WHAT YOU SHOULD DO
Locate every line in the records below that holds the word "value" and return each one.

DATA TO PROCESS
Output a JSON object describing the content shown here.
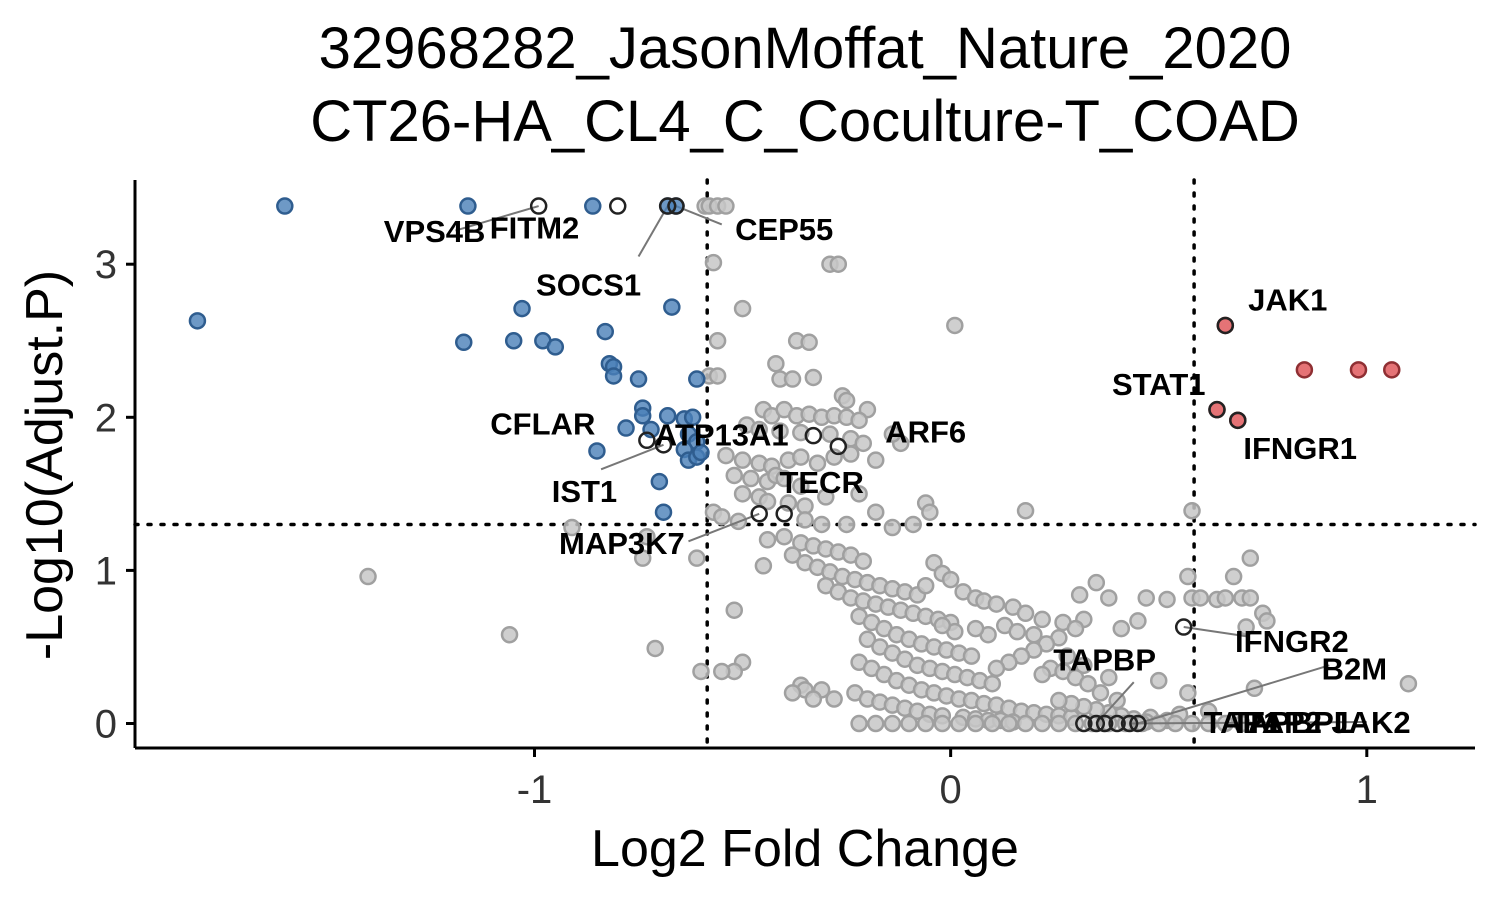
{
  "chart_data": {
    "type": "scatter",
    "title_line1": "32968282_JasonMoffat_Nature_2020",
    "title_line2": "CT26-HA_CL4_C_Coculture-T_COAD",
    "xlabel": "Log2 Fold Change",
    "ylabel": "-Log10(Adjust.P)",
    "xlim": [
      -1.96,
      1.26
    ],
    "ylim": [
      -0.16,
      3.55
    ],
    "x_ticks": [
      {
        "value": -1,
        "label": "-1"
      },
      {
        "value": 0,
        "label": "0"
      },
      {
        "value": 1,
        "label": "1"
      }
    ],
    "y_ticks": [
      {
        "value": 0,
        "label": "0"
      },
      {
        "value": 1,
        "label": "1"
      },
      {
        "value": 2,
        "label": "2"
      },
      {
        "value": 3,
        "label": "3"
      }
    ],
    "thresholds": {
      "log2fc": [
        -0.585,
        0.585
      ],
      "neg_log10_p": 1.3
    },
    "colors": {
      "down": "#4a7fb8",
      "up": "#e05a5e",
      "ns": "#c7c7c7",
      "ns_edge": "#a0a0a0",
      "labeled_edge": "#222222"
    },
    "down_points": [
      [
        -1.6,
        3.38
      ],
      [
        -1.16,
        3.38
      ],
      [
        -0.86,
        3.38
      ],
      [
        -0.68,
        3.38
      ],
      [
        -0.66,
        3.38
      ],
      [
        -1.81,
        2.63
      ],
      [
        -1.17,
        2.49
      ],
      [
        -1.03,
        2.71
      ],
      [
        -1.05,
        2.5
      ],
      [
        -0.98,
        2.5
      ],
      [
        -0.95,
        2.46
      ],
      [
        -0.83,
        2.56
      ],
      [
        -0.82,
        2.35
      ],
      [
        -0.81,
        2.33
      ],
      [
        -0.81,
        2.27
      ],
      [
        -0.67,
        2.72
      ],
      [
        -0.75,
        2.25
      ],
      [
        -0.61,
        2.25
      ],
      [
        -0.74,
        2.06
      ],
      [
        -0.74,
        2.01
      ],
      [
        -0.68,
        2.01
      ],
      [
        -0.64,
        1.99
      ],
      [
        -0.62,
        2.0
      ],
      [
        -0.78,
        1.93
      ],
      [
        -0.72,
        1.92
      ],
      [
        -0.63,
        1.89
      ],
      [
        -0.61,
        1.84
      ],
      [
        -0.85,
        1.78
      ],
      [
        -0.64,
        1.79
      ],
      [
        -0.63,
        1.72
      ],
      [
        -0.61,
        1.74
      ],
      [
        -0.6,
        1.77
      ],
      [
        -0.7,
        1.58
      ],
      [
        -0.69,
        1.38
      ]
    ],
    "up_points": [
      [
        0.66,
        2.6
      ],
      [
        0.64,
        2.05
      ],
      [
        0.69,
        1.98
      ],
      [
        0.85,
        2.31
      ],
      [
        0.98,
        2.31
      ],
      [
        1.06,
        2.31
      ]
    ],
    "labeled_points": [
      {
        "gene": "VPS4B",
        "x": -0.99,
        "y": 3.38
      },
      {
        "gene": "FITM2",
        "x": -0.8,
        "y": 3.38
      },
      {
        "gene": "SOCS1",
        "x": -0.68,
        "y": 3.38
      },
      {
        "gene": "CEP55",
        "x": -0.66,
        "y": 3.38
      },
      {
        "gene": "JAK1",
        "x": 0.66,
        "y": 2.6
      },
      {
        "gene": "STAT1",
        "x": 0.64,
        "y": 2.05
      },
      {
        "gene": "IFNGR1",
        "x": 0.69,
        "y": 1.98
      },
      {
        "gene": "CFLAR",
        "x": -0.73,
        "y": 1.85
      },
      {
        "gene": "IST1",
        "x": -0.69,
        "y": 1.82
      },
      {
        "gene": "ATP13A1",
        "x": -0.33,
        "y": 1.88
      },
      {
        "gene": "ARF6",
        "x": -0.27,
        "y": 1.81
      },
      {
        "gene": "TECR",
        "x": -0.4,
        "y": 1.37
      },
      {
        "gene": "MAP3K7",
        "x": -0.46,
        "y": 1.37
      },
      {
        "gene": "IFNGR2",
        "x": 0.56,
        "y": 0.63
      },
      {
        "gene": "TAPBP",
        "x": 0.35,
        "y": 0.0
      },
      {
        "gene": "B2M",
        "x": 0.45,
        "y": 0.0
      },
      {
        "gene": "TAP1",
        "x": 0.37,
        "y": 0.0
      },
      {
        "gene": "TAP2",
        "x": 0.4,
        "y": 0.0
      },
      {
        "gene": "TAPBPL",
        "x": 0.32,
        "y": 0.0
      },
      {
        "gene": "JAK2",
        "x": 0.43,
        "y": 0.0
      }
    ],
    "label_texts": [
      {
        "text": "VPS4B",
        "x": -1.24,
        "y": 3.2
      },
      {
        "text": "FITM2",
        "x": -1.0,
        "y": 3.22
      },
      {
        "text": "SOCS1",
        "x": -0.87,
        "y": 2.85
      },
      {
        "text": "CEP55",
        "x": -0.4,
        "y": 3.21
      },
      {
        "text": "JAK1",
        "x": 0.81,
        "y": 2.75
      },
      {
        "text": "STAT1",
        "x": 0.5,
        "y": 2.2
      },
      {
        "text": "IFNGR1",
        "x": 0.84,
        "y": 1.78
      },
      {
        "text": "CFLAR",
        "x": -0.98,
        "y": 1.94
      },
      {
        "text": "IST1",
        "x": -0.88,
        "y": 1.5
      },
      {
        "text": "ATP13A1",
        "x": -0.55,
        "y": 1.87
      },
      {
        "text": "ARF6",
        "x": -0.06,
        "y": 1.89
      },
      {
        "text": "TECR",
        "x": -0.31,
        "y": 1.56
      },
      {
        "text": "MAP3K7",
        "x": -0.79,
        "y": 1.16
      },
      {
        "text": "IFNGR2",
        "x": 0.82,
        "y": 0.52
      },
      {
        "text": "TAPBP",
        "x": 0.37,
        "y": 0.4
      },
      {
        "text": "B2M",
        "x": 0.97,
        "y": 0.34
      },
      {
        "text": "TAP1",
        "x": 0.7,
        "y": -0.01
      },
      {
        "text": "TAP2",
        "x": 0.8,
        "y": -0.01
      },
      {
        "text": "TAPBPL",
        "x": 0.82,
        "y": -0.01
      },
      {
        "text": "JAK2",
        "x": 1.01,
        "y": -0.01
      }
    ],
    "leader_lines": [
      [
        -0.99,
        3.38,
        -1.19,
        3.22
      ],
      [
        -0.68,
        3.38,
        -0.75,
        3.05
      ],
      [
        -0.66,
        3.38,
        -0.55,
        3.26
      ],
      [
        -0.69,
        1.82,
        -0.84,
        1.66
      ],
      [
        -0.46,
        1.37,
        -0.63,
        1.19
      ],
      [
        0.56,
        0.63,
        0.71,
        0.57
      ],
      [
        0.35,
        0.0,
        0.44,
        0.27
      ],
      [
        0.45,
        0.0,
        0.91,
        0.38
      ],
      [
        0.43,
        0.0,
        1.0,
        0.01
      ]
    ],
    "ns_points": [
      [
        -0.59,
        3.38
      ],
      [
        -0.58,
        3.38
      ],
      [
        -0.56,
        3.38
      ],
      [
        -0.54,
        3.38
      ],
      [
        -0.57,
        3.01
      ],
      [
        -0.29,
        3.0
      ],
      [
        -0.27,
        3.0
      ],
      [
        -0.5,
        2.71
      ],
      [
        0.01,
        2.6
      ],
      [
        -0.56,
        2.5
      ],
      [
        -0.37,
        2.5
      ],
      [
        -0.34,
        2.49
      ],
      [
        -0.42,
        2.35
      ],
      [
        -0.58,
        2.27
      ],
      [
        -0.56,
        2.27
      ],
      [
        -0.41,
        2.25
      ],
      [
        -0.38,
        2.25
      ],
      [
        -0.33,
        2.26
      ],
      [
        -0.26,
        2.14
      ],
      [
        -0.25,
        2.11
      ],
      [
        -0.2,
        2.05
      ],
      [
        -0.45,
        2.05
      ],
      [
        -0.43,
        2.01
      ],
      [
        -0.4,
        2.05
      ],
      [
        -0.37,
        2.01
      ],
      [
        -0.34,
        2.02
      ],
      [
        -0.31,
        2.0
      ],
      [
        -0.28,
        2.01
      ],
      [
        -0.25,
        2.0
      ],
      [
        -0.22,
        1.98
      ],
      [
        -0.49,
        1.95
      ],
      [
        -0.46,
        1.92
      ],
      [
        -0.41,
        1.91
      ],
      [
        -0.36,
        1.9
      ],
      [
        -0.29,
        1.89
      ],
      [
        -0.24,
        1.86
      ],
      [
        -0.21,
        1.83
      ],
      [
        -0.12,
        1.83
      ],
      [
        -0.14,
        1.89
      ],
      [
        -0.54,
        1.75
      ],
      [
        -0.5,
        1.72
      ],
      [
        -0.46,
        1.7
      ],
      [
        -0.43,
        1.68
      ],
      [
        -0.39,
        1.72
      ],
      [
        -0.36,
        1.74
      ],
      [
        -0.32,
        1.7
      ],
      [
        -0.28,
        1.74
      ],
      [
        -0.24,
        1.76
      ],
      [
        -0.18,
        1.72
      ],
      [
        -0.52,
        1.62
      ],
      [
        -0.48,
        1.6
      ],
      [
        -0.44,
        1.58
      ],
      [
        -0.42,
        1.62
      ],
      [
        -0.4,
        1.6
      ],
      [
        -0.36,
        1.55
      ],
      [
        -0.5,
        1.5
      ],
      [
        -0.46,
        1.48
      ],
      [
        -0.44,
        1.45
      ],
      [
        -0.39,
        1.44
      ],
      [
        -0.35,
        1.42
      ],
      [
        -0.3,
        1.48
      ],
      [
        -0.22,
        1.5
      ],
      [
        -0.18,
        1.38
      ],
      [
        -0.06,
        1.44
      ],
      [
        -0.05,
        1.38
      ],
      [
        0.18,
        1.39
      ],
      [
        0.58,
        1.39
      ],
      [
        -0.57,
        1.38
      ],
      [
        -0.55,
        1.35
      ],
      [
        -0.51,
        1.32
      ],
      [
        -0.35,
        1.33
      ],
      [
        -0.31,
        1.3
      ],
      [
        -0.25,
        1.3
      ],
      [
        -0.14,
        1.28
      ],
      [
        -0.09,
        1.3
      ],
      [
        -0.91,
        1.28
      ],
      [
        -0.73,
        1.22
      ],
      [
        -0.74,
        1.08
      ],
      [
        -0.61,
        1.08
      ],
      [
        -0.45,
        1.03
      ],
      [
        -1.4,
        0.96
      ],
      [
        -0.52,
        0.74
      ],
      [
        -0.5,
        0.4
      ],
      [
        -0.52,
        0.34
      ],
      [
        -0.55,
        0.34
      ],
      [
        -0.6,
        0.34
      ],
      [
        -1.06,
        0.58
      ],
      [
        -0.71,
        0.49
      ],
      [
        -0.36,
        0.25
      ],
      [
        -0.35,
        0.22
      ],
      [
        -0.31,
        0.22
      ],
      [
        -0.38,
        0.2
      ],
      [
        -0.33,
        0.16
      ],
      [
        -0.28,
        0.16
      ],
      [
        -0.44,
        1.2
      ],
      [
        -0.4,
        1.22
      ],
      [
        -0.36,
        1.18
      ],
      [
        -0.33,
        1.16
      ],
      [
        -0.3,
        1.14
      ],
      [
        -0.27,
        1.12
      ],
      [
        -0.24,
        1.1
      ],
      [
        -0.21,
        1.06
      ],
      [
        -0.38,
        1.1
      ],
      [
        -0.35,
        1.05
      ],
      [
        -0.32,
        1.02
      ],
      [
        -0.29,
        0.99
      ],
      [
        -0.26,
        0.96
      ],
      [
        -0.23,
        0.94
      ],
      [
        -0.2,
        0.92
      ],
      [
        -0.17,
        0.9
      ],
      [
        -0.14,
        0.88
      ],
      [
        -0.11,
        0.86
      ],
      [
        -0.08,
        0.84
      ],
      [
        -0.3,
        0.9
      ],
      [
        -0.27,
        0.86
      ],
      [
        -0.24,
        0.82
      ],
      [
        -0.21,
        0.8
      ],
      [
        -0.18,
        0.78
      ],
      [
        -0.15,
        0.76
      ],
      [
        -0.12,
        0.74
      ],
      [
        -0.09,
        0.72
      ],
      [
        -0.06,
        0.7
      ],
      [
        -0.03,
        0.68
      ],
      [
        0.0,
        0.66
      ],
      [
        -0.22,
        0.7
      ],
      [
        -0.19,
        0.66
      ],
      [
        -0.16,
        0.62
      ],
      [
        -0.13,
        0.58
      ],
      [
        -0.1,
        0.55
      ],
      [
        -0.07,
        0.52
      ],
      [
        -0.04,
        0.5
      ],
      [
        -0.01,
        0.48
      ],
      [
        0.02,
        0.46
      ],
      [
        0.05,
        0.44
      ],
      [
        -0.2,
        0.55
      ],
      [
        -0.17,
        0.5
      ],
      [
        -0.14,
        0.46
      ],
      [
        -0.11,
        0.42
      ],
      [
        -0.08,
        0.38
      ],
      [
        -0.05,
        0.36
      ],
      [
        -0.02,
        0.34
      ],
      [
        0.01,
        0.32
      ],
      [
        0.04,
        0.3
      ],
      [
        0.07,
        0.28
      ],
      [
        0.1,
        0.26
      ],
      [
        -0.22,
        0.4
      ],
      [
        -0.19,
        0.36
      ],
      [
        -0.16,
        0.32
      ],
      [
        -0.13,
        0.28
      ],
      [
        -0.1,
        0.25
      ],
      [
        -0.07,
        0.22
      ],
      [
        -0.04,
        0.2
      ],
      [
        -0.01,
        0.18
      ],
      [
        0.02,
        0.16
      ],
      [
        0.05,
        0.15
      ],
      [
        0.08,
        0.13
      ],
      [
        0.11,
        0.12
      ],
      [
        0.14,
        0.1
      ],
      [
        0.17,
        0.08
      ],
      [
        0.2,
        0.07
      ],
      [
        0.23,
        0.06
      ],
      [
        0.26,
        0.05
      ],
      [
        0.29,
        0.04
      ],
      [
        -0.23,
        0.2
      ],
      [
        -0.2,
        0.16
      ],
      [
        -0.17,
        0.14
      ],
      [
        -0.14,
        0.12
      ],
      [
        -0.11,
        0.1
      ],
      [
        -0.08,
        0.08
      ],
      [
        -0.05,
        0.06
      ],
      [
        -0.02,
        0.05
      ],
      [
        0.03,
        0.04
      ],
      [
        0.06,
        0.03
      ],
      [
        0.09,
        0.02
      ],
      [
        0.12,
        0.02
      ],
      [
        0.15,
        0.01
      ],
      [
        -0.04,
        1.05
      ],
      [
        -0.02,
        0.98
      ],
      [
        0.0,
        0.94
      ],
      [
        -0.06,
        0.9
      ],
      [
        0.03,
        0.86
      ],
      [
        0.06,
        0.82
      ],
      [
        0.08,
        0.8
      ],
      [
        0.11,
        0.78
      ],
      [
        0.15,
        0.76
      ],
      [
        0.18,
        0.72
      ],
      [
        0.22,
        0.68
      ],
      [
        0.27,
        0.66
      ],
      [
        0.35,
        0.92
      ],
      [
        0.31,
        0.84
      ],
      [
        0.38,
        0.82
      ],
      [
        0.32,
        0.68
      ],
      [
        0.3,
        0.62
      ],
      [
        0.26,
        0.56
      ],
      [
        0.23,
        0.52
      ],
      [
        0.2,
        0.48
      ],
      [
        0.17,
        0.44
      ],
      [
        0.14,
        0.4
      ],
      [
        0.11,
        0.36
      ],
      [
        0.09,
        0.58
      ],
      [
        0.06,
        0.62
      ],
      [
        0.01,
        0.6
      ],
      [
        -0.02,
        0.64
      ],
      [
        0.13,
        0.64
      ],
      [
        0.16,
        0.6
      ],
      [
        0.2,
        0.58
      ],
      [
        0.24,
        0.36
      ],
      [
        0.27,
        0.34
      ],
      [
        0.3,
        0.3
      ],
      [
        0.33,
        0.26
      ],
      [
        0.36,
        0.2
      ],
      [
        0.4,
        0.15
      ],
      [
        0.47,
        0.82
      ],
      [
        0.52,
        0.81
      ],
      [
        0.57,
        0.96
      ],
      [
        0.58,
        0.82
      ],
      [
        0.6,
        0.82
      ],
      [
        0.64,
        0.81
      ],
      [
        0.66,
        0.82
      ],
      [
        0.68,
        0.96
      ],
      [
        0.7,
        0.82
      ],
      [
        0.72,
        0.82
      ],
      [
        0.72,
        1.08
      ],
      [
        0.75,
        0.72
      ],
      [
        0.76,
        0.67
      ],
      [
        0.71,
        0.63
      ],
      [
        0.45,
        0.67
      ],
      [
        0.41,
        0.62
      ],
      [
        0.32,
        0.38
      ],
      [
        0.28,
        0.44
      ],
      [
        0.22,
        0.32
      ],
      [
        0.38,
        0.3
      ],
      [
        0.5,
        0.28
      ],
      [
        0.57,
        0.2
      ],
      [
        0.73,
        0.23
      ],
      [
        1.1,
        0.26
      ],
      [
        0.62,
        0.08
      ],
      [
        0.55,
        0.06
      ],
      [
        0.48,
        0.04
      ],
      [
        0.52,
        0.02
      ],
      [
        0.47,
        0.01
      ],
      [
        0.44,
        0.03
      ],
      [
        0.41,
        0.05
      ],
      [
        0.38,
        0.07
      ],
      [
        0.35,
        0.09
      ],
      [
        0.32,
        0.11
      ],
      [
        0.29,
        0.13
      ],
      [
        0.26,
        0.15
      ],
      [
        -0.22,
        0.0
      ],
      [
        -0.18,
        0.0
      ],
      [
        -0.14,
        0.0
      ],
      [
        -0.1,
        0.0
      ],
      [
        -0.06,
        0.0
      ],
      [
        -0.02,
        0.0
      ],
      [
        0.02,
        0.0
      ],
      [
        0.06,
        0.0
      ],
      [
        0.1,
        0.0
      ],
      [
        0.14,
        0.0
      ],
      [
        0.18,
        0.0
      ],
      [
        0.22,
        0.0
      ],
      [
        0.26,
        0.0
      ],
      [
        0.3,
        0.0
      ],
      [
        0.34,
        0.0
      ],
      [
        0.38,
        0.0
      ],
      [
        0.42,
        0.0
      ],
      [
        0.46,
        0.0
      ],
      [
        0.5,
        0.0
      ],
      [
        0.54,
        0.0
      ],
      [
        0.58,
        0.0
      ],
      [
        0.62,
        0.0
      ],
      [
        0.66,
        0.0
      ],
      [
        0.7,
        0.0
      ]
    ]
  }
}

EXERCISE RESPONSE
        "value": -1,
        "value": 0,
        "value": 1,
        "value": 0,
        "value": 1,
        "value": 2,
        "value": 3,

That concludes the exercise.